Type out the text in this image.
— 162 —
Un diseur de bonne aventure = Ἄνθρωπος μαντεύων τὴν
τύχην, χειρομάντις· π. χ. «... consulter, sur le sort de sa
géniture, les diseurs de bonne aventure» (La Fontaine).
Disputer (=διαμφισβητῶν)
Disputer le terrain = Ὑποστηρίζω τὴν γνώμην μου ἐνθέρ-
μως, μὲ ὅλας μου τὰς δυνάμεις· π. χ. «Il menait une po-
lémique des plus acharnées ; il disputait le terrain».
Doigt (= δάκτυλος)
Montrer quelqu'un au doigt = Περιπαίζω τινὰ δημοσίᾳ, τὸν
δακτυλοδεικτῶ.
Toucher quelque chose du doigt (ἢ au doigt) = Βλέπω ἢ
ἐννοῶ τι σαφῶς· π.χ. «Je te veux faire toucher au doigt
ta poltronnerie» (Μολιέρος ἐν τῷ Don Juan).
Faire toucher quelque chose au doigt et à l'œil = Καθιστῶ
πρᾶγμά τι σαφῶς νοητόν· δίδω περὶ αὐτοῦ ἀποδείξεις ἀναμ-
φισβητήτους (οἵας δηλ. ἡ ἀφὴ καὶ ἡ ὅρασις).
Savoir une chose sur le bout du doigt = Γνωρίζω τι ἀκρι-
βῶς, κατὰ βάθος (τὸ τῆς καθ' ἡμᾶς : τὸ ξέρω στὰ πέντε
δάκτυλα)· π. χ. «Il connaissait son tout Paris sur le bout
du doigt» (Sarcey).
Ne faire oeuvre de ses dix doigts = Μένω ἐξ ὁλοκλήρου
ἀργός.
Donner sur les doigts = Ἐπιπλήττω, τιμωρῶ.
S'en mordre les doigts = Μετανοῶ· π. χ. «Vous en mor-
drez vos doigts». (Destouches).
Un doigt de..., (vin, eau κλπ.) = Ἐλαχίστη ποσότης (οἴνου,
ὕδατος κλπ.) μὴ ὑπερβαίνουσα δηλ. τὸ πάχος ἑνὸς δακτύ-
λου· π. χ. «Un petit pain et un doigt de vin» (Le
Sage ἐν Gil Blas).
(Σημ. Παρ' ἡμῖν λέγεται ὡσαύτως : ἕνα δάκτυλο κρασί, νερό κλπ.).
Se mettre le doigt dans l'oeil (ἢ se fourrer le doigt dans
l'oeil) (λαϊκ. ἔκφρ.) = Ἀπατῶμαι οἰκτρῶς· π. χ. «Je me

★ ★ ★

_Task directions:_
Across the material above, count every line holding "Disputer" and write down only the number.

_Reply to the exercise:_
2